** EXERCISE PROMPT **
Reproduce everything in the Carrie Marr interview from "Kevin: Organisations like" down to "in other ways?", character for character.
──────── PASSAGE ────────
Kevin Hardy interviews Carrie Marr – CE NSW Clinical Excellence Commission

13 Feb 2019

Kevin Hardy met with Carrie Marr, Chief Executive of the NSW Clinical Excellence Commission at the Nepean Blue Mountains Local Health District inaugural forum – ‘Achieving Better Health’. Carrie is one of the keynote speakers.

Kevin: How has the role of the Clinical Excellence Commission over the past three years that you have been with the Commission?

Carrie: The Clinical Excellence Commission is similar to other agencies internationally which take the lead for their jurisdictions around safety and improvement. Historically those agencies probably emerged in response to issues about compliance and governance and were established with that key function. What we’ve seen over the last few years though is a shift to more of a balance between focus on compliance assurance governance and a focus on improvement transformation sustainability. 

Kevin: You mention science. What is the role of science and how is that developing? 

Carrie: In the world of improvement we talk about improvement science and it’s important for us to work with hospitals and health care organisations to help them build a critical mass of staff who understand improvement science. They’ve got the knowledge, the skills and the tools which support change in areas like measurement, understanding the theory of change and understanding how they test for change in a way that creates sustainability. Big bang change, really works. 

Kevin: Organisations like the Clinical Excellence Commission exist in different parts of the world, different health systems. How connected is the CEC to those organisations? You obviously compare notes, talk, do you actually measure yourself against those organisations or measure performance in other ways?

Carrie: New South Wales Health regularly measures itself against international benchmarks around healthcare outcomes and quality and safety and we have an international – almost network alliance – between ourselves, America, the nations of the UK, Scandinavia and New Zealand.

What we’re finding is that we’re all in a very similar place and therefore the challenge for us all is one that we could collectively collaborate on because we’re all sitting with the challenge of being in a position of responding to harm in the system about 10% of the time. How can we pull that up? How can we create more harm free care? So actually our ambition is 99% rather than 90% and that’s an international challenge at the moment.

Kevin: How does leadership affect what you’re trying to do? What are the qualities of leadership which support what you’re trying today?
──────── DATA SHOWN ────────
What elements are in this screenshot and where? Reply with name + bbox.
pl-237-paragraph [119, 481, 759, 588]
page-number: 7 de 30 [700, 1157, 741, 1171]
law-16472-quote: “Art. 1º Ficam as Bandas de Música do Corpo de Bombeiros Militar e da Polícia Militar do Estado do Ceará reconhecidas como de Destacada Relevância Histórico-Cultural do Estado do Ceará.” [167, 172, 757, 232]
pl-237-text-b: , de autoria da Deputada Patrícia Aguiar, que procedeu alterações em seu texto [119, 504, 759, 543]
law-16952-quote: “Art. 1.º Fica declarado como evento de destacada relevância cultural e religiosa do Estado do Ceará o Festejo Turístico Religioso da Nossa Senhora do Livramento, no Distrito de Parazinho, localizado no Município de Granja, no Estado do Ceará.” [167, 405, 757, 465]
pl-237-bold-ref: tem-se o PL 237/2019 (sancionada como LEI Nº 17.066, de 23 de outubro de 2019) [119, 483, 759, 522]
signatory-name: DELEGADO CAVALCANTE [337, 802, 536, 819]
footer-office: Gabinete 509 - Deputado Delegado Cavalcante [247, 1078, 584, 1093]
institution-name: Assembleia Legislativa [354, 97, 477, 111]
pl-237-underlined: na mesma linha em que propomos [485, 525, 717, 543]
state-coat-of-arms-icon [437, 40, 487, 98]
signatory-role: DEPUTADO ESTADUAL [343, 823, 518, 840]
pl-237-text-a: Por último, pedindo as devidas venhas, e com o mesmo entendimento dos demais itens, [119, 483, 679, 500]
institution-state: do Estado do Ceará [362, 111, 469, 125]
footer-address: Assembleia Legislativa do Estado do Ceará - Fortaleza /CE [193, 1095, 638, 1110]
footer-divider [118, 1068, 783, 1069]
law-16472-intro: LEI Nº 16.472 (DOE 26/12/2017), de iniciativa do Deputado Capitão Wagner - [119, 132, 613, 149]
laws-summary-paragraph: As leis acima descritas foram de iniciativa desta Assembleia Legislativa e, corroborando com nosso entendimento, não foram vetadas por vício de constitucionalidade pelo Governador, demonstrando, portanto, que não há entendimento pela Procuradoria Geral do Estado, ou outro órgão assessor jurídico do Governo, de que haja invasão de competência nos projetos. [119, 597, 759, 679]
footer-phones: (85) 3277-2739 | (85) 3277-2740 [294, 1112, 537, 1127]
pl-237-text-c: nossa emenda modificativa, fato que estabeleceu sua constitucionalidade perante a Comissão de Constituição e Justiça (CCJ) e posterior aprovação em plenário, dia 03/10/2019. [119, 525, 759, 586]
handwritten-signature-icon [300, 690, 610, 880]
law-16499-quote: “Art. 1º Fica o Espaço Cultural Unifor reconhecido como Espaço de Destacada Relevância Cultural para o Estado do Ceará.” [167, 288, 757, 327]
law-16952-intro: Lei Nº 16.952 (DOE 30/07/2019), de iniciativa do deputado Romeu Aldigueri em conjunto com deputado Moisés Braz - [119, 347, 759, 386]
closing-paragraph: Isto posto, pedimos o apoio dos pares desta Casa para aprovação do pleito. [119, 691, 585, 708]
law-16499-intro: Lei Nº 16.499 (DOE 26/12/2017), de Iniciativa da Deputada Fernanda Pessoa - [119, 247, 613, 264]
────────
** TASK RESULT **
Kevin: Organisations like the Clinical Excellence Commission exist in different parts of the world, different health systems. How connected is the CEC to those organisations? You obviously compare notes, talk, do you actually measure yourself against those organisations or measure performance in other ways?